● **Records shown**

+--

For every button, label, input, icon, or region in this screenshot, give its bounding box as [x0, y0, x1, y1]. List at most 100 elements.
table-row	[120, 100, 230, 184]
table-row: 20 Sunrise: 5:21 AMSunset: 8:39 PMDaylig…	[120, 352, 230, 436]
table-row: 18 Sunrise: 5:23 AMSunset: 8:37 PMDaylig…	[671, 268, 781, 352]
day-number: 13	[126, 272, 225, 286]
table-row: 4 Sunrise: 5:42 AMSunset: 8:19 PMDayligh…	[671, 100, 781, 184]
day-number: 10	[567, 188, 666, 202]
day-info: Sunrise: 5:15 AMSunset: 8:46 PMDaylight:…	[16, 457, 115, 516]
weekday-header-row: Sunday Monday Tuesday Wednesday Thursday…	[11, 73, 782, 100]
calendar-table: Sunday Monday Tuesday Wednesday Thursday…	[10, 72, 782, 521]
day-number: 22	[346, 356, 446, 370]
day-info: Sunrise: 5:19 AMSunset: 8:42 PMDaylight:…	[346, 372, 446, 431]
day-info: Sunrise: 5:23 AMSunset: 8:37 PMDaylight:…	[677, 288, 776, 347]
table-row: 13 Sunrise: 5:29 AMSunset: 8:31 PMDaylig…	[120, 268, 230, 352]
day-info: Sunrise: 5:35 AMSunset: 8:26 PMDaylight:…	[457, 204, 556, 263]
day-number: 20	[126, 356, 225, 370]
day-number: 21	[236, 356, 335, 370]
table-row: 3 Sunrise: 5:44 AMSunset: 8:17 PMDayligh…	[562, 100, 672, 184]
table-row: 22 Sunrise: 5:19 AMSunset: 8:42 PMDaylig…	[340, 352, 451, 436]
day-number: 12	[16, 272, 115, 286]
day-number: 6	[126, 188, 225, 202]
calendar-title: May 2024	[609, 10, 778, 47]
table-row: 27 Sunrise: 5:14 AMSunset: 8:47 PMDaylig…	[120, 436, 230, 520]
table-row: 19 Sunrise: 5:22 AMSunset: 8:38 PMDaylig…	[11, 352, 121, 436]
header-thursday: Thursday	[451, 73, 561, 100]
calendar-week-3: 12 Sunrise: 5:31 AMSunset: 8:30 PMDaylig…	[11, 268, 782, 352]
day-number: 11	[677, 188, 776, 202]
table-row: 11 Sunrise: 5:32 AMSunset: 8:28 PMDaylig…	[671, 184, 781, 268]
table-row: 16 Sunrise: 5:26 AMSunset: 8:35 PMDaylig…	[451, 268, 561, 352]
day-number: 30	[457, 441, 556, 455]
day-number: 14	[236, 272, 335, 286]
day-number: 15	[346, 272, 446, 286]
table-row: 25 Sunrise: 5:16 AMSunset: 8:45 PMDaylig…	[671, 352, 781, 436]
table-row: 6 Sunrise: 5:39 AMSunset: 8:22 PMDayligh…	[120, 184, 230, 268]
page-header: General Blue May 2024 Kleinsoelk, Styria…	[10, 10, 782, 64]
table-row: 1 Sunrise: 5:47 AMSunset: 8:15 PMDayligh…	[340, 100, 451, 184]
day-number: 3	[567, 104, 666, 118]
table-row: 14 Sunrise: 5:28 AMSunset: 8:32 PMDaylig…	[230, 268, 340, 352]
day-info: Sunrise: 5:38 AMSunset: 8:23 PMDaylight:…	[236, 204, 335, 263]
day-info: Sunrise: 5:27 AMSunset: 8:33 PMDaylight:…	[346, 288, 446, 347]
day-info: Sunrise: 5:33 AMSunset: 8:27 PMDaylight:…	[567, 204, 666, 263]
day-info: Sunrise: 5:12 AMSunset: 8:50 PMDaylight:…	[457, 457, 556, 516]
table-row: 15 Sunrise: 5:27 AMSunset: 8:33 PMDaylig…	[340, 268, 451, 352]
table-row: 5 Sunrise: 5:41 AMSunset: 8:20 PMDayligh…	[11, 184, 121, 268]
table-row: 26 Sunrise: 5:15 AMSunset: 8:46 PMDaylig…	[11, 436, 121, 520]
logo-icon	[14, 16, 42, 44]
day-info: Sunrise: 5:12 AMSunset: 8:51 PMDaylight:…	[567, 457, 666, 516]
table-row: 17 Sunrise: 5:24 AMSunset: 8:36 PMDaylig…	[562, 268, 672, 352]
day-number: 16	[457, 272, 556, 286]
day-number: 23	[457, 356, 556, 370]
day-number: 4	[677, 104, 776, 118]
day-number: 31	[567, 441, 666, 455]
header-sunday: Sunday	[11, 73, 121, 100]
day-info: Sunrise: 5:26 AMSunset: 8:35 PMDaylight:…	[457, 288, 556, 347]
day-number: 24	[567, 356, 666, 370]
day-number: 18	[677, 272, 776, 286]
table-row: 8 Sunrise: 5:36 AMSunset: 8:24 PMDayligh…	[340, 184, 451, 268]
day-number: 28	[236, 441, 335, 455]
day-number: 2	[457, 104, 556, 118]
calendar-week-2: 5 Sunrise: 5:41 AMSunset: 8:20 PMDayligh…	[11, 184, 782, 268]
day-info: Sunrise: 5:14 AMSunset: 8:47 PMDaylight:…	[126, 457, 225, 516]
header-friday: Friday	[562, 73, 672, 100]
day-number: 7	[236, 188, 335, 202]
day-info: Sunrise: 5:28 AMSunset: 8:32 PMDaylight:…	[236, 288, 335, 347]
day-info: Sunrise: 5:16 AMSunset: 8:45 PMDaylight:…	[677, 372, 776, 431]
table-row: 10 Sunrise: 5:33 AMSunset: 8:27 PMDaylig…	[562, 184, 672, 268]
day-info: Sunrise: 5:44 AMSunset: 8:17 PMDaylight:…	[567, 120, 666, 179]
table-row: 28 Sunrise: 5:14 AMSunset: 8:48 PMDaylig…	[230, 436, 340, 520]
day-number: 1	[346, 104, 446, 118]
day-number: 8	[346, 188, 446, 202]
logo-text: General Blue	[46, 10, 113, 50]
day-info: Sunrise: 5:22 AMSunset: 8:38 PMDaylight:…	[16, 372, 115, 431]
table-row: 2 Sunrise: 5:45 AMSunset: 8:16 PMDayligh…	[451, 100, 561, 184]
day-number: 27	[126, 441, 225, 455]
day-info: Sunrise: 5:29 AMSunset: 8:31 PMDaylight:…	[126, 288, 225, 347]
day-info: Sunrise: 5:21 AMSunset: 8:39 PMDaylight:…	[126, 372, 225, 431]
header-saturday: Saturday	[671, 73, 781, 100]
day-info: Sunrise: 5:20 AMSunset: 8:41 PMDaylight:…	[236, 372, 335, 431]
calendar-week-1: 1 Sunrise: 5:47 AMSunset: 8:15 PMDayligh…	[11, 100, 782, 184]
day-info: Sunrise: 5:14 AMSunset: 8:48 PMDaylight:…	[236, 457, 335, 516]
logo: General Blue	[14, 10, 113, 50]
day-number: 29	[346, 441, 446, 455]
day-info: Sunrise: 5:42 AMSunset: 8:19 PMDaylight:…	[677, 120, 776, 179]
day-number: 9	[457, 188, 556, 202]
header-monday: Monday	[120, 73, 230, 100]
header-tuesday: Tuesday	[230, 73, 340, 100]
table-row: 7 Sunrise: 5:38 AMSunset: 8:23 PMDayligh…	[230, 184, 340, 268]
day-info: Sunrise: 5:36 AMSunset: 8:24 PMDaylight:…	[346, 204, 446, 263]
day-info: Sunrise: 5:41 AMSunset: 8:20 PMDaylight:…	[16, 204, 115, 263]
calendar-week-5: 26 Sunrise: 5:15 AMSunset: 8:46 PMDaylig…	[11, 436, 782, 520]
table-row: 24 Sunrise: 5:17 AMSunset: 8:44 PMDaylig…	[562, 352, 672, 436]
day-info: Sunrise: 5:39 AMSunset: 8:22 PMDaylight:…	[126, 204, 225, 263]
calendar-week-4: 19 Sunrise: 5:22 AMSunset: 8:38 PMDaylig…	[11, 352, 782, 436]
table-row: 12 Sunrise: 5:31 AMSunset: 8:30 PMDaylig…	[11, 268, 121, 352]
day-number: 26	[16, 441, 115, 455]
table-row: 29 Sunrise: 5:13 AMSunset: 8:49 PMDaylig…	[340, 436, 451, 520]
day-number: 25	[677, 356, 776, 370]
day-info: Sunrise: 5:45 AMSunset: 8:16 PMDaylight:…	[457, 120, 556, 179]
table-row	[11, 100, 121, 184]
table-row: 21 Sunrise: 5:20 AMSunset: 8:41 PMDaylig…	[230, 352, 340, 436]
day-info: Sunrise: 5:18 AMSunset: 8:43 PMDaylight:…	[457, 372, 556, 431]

+--

● **Work to complete**
List every line in the entries above that contains the string "logo", copying each such line in full.

● **Solution**
logo-icon	[14, 16, 42, 44]
logo-text: General Blue	[46, 10, 113, 50]
logo: General Blue	[14, 10, 113, 50]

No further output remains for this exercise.